◆ Task statement ◆
Copy all the data exactly, except the pictures.

◆ Input ◆

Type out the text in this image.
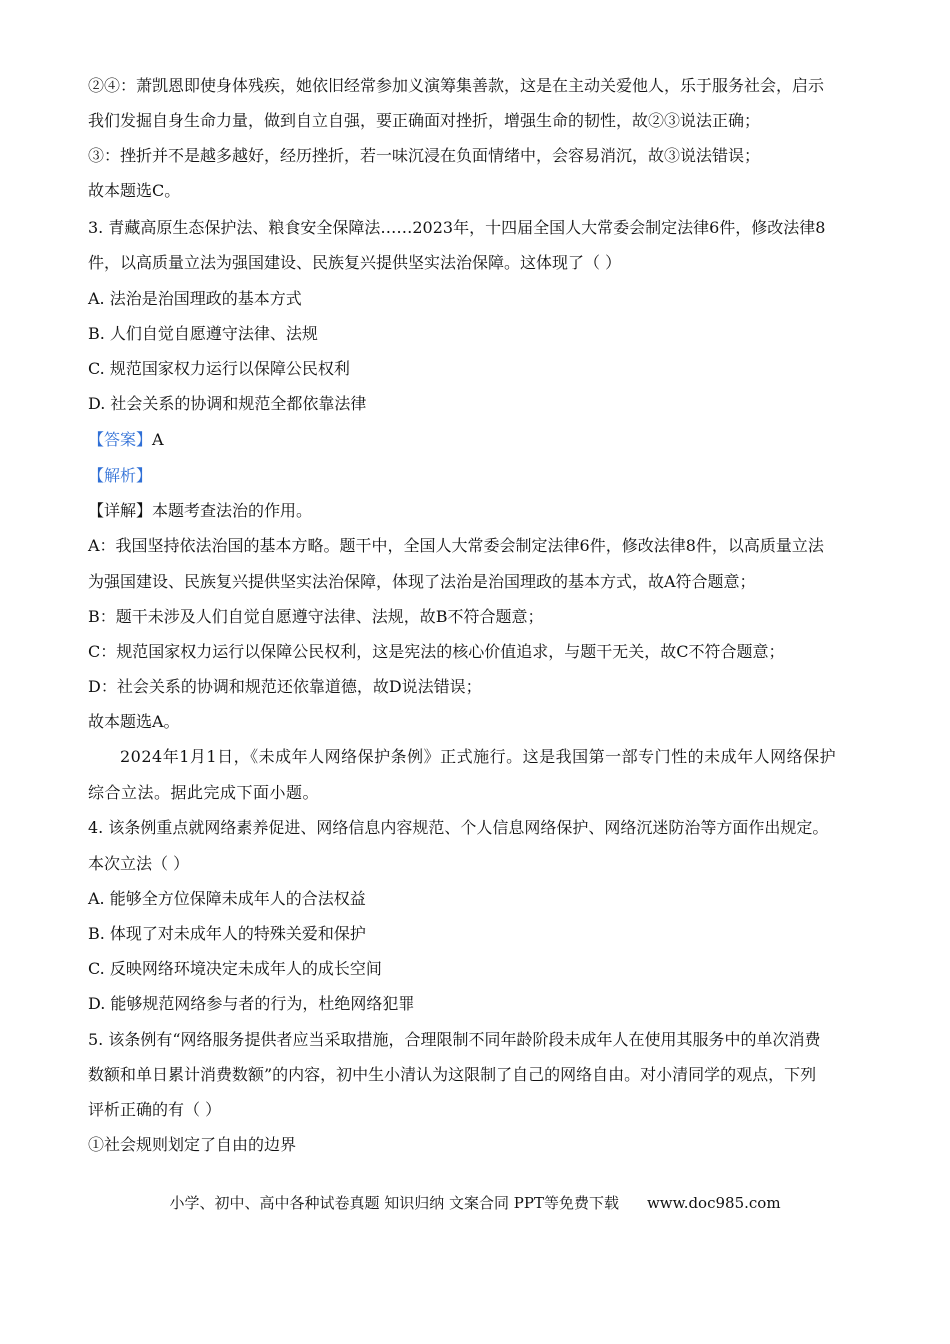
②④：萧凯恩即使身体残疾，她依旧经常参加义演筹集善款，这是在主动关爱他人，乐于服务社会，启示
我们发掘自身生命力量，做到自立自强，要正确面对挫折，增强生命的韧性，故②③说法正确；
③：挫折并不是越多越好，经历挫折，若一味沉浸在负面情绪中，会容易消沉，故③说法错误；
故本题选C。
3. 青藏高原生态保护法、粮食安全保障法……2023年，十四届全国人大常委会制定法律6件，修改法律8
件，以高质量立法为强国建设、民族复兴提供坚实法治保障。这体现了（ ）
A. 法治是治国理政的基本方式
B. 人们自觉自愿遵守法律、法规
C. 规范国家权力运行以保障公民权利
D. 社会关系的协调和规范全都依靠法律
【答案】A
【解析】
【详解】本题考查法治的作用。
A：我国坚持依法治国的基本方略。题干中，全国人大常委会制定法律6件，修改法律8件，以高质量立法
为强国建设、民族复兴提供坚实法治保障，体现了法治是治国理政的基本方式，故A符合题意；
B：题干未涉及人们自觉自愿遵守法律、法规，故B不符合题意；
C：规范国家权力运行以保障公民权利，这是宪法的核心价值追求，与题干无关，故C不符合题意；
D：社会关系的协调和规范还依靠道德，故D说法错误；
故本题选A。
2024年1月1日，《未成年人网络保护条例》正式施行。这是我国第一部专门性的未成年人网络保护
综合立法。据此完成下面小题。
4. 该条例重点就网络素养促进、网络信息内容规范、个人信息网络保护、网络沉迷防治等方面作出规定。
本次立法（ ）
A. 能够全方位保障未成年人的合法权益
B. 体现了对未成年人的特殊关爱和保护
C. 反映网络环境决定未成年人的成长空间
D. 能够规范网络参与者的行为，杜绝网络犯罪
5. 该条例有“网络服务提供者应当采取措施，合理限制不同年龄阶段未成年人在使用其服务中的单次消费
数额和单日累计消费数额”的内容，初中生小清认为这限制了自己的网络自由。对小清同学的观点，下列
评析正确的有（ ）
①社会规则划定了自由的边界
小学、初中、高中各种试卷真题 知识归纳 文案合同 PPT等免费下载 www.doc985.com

◆ Completed task ◆
Type out the text in this image.
②④：萧凯恩即使身体残疾，她依旧经常参加义演筹集善款，这是在主动关爱他人，乐于服务社会，启示
我们发掘自身生命力量，做到自立自强，要正确面对挫折，增强生命的韧性，故②③说法正确；
③：挫折并不是越多越好，经历挫折，若一味沉浸在负面情绪中，会容易消沉，故③说法错误；
故本题选C。
3. 青藏高原生态保护法、粮食安全保障法……2023年，十四届全国人大常委会制定法律6件，修改法律8
件，以高质量立法为强国建设、民族复兴提供坚实法治保障。这体现了（ ）
A. 法治是治国理政的基本方式
B. 人们自觉自愿遵守法律、法规
C. 规范国家权力运行以保障公民权利
D. 社会关系的协调和规范全都依靠法律
【答案】A
【解析】
【详解】本题考查法治的作用。
A：我国坚持依法治国的基本方略。题干中，全国人大常委会制定法律6件，修改法律8件，以高质量立法
为强国建设、民族复兴提供坚实法治保障，体现了法治是治国理政的基本方式，故A符合题意；
B：题干未涉及人们自觉自愿遵守法律、法规，故B不符合题意；
C：规范国家权力运行以保障公民权利，这是宪法的核心价值追求，与题干无关，故C不符合题意；
D：社会关系的协调和规范还依靠道德，故D说法错误；
故本题选A。
2024年1月1日，《未成年人网络保护条例》正式施行。这是我国第一部专门性的未成年人网络保护
综合立法。据此完成下面小题。
4. 该条例重点就网络素养促进、网络信息内容规范、个人信息网络保护、网络沉迷防治等方面作出规定。
本次立法（ ）
A. 能够全方位保障未成年人的合法权益
B. 体现了对未成年人的特殊关爱和保护
C. 反映网络环境决定未成年人的成长空间
D. 能够规范网络参与者的行为，杜绝网络犯罪
5. 该条例有“网络服务提供者应当采取措施，合理限制不同年龄阶段未成年人在使用其服务中的单次消费
数额和单日累计消费数额”的内容，初中生小清认为这限制了自己的网络自由。对小清同学的观点，下列
评析正确的有（ ）
①社会规则划定了自由的边界
小学、初中、高中各种试卷真题 知识归纳 文案合同 PPT等免费下载 www.doc985.com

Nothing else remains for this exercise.